Foi assim, por exemplo, que
três "Intermezzi" de Brahms
(1833-97) viraram uma sonata
em três movimentos, como a de
Schubert; e que quatro "Estudos" de Chopin (1810-49) compuseram outra sonata: allegro,
scherzo, adagio, presto.
Também as outras obras,
dois "Impromptus" de Schubert, do op. 90, e duas peças de
Debussy (1862-1918), não estavam juntas por acaso, formando unidades tanto do ponto de
vista tonal quanto temático e
afetivo. No caso de Debussy, isso envolvia ainda uma tácita relação aquática, entre "Reflets
Dans l'Eau" (Reflexos n'Água) e
"L'Isle Joyeuse" (Ilha Alegre),
já que a última foi inspirada
num galante "Embarque para
Citera" -embarque para a ilha
do amor- do pintor setecentista Watteau.

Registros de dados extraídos
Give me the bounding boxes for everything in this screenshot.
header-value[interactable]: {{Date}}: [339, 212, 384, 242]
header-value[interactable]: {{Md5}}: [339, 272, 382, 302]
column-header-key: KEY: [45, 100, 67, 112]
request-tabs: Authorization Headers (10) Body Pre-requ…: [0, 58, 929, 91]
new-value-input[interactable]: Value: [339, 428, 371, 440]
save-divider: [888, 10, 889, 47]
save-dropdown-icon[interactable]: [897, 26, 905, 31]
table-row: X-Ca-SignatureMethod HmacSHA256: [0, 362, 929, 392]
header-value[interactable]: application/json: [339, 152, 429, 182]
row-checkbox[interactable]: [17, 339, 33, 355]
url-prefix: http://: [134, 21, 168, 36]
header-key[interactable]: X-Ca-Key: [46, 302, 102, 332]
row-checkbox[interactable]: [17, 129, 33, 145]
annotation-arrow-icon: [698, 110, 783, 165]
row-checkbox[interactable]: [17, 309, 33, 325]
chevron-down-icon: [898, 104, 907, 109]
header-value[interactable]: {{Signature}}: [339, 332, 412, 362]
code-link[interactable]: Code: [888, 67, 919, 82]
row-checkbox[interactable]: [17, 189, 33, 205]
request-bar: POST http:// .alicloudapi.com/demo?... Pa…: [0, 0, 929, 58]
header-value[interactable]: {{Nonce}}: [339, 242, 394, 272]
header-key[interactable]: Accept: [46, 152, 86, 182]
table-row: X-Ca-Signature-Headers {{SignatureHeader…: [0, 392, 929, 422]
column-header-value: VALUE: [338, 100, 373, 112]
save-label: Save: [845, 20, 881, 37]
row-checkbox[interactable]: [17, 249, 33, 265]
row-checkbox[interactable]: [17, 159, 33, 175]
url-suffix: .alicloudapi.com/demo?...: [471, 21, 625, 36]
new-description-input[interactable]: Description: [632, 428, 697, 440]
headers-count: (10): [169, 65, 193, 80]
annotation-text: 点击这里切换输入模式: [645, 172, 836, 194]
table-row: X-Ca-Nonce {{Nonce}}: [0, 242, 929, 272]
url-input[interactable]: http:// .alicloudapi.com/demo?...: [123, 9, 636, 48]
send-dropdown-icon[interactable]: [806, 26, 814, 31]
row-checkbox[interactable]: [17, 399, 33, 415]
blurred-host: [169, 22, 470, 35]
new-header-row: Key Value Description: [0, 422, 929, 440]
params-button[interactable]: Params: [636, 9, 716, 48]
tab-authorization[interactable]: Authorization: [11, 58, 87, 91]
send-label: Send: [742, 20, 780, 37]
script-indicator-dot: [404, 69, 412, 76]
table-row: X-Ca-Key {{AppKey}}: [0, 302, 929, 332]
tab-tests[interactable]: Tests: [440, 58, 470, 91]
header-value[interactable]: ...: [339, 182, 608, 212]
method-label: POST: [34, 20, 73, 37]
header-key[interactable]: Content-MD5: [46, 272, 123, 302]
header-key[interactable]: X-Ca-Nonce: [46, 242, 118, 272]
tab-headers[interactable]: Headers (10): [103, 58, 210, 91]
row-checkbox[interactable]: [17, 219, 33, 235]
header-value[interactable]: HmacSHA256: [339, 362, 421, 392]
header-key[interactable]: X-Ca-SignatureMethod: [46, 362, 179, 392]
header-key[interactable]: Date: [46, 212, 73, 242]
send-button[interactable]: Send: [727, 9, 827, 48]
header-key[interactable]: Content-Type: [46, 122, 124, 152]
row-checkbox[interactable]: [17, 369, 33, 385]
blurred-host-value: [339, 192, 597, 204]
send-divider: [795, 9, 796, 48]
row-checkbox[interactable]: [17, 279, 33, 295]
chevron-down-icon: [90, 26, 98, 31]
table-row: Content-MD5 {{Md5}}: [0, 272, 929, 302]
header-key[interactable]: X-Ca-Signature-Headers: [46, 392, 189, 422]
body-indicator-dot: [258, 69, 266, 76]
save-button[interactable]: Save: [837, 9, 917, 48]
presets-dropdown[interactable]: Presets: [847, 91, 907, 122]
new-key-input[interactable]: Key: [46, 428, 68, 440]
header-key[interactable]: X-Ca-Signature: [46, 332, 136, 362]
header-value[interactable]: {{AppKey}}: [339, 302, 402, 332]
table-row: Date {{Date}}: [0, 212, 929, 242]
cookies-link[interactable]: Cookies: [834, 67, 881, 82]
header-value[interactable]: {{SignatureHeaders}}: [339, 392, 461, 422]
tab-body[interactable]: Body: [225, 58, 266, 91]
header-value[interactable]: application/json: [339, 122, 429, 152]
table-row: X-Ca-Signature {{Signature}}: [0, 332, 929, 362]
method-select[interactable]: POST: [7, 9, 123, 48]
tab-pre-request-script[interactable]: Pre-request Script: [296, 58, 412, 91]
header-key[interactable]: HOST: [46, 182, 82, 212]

=== INSTRUÇÕES E REQUISITOS ===
Copie do texto sobre as obras de Brahms, Chopin, Schubert e Debussy tudo o que vai desde "Foi assim, por" até "scherzo, adagio, presto.", sem alterar nada. Este material tem origem em outra fonte.

=== RESPOSTA À TAREFA ===
Foi assim, por exemplo, que
três "Intermezzi" de Brahms
(1833-97) viraram uma sonata
em três movimentos, como a de
Schubert; e que quatro "Estudos" de Chopin (1810-49) compuseram outra sonata: allegro,
scherzo, adagio, presto.